-- Problem requirements --
Reproduce the listing below exactly, minus its pictures.
━━━━━ Records for the exercise
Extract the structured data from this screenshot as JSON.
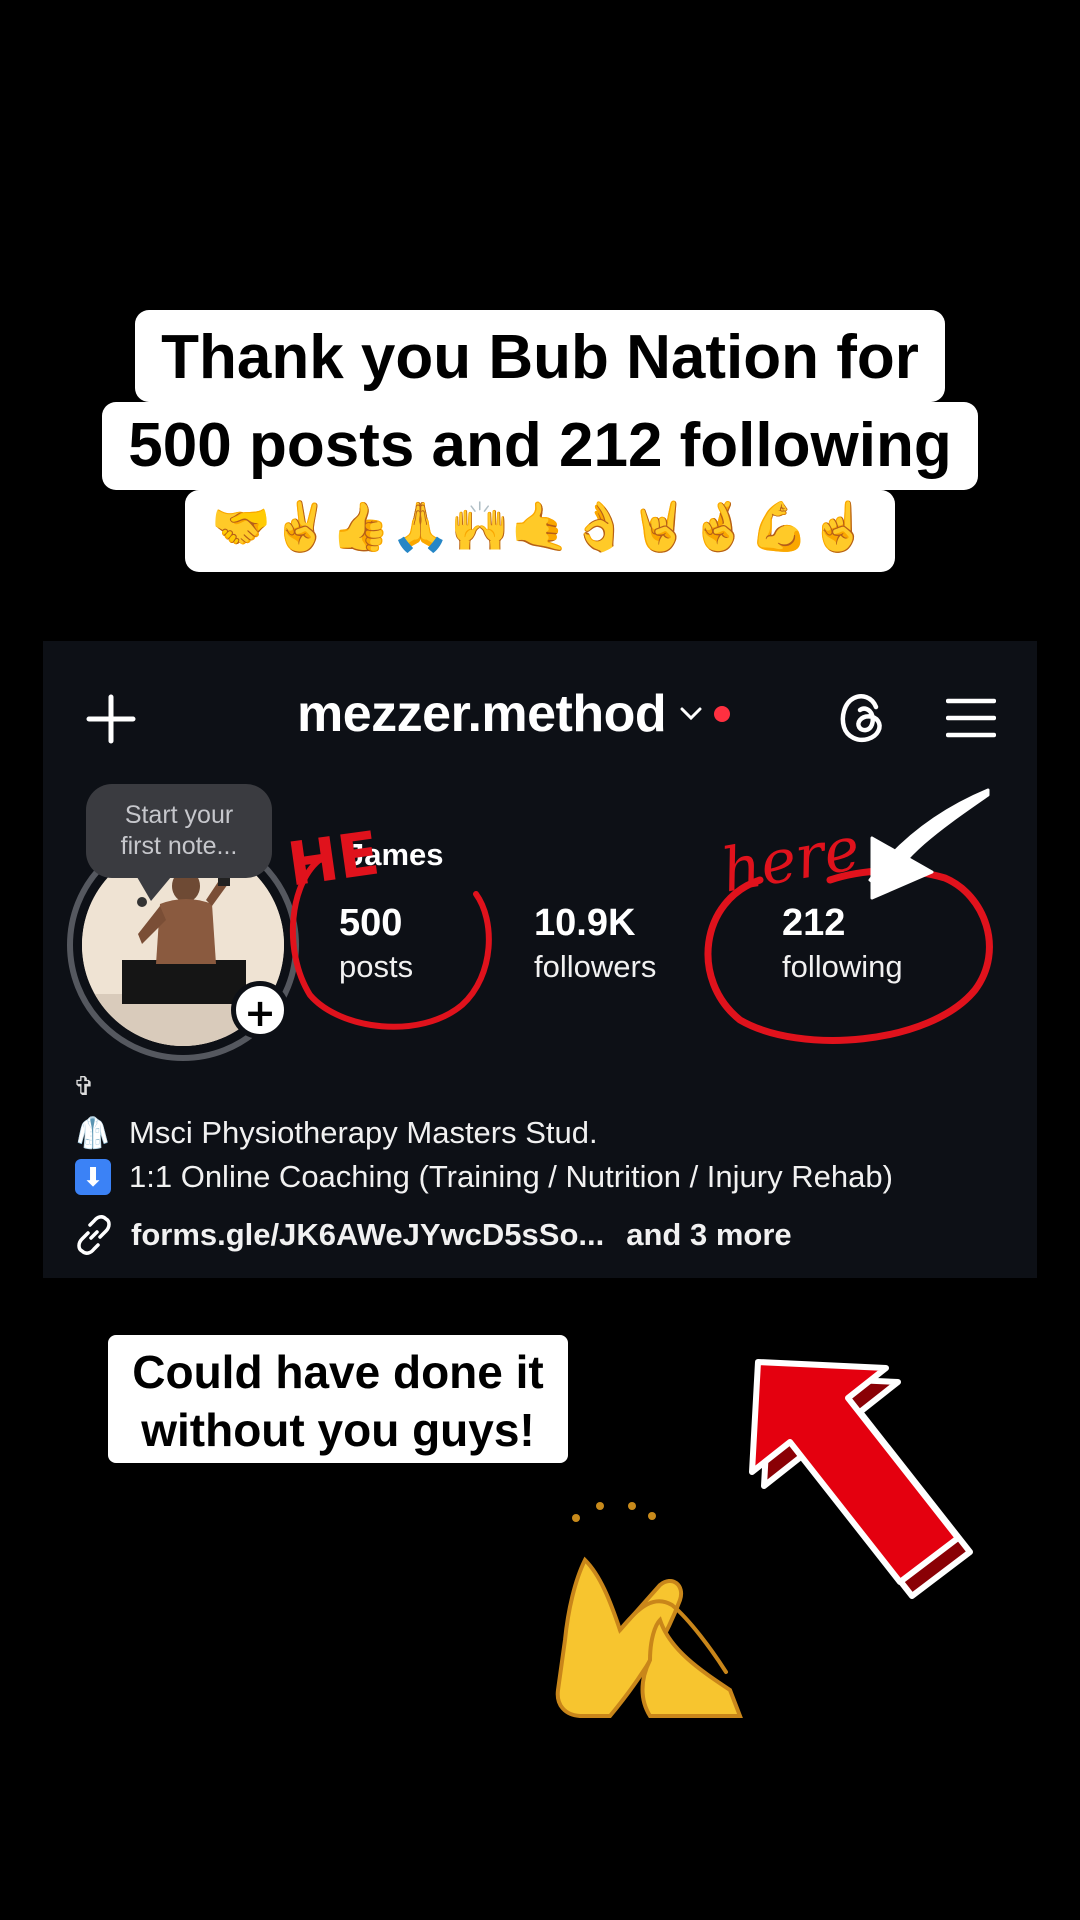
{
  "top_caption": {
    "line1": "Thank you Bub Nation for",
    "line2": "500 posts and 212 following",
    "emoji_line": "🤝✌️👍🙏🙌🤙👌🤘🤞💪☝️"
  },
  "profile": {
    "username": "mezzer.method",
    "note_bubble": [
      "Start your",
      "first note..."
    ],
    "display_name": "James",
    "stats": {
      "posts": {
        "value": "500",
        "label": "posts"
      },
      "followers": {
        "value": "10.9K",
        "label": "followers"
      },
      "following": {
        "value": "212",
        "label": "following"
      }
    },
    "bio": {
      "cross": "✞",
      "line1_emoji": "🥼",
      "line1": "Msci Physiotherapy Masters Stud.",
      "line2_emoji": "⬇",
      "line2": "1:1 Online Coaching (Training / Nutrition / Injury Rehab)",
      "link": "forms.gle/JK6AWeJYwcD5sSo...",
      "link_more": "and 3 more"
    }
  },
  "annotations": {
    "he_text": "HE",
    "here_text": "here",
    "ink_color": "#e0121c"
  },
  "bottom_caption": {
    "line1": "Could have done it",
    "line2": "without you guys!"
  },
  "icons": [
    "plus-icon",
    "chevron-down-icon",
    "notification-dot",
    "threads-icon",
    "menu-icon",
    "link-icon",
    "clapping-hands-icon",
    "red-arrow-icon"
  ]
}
━━━━━━━━━━
-- Solution to the problem --
Extract the structured data from this screenshot as JSON.
{
  "top_caption": {
    "line1": "Thank you Bub Nation for",
    "line2": "500 posts and 212 following",
    "emoji_line": "🤝✌️👍🙏🙌🤙👌🤘🤞💪☝️"
  },
  "profile": {
    "username": "mezzer.method",
    "note_bubble": [
      "Start your",
      "first note..."
    ],
    "display_name": "James",
    "stats": {
      "posts": {
        "value": "500",
        "label": "posts"
      },
      "followers": {
        "value": "10.9K",
        "label": "followers"
      },
      "following": {
        "value": "212",
        "label": "following"
      }
    },
    "bio": {
      "cross": "✞",
      "line1_emoji": "🥼",
      "line1": "Msci Physiotherapy Masters Stud.",
      "line2_emoji": "⬇",
      "line2": "1:1 Online Coaching (Training / Nutrition / Injury Rehab)",
      "link": "forms.gle/JK6AWeJYwcD5sSo...",
      "link_more": "and 3 more"
    }
  },
  "annotations": {
    "he_text": "HE",
    "here_text": "here",
    "ink_color": "#e0121c"
  },
  "bottom_caption": {
    "line1": "Could have done it",
    "line2": "without you guys!"
  },
  "icons": [
    "plus-icon",
    "chevron-down-icon",
    "notification-dot",
    "threads-icon",
    "menu-icon",
    "link-icon",
    "clapping-hands-icon",
    "red-arrow-icon"
  ]
}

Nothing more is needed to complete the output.